- [TEXT FOR ANALYSIS]:
####################

Events facility in Scottsdale, Arizona

WestWorld of Scottsdale, popularly shortened to WestWorld, is a multi-use events facility in Scottsdale, Arizona. Westworld annually hosts the Barrett-Jackson Classic Car Auction, the Maricopa County Home Shows, as well as conventions, trade shows, concerts, equestrian shows and other events. Roughly 100 events occur each year at WestWorld. It is located on 386 acres at the base of the McDowell Mountains. It was built in stages starting in 1987 on land owned by the United States Bureau of Reclamation and consists of the following facilities:
- A 120460 sqft Multi-Purpose Tent which is the largest clear span tent structure in North America and measures up to 89 feet from floor to ceiling.
- The 330,000 sqft climate controlled Tony Nelson Equestrian Center which includes a 120,000 sqft, 3,400 permanent seat Equidome, 117,000 sqft North exhibition hall and 37,000 sqft South exhibition hall.
- Wendell Arena, a 6,756-seat stadium used for horse shows, rodeos, and sometimes high-school football.
- 9 outdoor arenas
- 12 acre turf field
- Monterra banquet facility
- 470+ RV spaces with electric and water

The complex also contains various paved and unpaved parking lots for events and event attendee parking.

####################

- [RECORDS]:

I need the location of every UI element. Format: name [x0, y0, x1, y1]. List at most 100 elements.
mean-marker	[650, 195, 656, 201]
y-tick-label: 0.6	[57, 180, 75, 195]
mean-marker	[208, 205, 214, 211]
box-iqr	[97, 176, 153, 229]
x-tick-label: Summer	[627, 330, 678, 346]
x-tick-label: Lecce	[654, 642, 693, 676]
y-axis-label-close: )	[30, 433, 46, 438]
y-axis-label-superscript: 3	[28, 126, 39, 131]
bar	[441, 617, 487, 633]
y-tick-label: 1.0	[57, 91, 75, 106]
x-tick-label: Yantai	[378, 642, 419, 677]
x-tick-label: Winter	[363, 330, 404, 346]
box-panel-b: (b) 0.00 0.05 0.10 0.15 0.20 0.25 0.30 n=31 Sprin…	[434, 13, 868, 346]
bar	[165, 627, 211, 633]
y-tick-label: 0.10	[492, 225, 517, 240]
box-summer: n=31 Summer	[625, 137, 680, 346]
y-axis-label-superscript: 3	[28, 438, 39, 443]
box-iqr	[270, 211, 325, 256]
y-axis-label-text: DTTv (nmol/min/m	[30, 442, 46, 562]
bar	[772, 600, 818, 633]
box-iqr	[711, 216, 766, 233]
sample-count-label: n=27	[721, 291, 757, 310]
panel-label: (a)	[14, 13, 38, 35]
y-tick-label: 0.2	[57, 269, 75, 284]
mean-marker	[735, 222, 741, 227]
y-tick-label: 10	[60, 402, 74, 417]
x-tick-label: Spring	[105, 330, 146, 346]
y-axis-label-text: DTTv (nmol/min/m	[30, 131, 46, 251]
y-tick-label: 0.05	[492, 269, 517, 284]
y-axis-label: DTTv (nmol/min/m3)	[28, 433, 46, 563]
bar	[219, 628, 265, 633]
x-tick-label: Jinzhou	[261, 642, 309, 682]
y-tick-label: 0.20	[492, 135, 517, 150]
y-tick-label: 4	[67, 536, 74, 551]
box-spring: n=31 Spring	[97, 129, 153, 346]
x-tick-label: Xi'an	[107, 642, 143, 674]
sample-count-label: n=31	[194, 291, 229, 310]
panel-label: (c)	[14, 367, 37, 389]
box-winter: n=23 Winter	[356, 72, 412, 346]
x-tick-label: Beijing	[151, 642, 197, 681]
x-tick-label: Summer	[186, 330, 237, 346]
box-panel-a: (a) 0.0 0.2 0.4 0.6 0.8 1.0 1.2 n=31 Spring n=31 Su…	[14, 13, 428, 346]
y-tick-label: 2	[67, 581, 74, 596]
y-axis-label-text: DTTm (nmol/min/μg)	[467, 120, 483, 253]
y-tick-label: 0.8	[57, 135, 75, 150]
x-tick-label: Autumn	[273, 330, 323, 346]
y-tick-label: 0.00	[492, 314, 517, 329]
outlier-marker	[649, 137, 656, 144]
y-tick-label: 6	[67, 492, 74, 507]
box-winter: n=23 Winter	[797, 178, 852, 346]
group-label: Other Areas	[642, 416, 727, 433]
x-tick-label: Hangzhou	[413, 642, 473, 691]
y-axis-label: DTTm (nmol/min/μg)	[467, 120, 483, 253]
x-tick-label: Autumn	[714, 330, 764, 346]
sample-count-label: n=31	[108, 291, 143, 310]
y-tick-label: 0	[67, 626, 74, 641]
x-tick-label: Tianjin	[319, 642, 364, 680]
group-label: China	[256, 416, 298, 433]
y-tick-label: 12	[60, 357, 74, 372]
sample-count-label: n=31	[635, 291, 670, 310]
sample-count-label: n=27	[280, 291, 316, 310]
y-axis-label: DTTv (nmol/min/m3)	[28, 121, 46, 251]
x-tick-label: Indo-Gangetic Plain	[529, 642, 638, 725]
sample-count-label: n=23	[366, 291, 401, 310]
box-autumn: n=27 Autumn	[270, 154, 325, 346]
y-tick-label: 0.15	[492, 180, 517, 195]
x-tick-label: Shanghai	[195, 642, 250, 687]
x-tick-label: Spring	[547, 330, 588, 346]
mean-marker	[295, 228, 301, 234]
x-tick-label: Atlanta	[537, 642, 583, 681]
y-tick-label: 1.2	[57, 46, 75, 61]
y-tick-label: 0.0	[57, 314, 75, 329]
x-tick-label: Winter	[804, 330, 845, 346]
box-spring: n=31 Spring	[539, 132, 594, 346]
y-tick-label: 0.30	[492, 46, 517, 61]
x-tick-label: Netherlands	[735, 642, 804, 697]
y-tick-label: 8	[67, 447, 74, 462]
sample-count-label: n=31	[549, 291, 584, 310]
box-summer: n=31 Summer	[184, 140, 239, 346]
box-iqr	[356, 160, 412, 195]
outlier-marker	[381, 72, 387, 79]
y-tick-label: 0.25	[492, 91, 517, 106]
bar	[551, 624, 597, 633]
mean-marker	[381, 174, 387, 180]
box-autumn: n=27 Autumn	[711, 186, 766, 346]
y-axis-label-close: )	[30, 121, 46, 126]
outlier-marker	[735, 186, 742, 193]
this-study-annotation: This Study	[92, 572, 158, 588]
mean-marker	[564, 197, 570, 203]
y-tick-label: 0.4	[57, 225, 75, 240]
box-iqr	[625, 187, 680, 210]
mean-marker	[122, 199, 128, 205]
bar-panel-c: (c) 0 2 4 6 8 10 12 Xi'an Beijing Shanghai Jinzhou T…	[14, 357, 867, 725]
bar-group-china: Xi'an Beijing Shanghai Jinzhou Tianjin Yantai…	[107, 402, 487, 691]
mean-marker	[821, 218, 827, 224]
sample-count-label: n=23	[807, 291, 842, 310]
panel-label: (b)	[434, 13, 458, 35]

####################

Answer these questions using the text about WestWorld of Scottsdale.
1. On how many acres is WestWorld located?
2. How many permanent seats does the Equidome have?
3. How many seats does Wendell Arena have?

1. 386 acres
2. 3,400
3. 6,756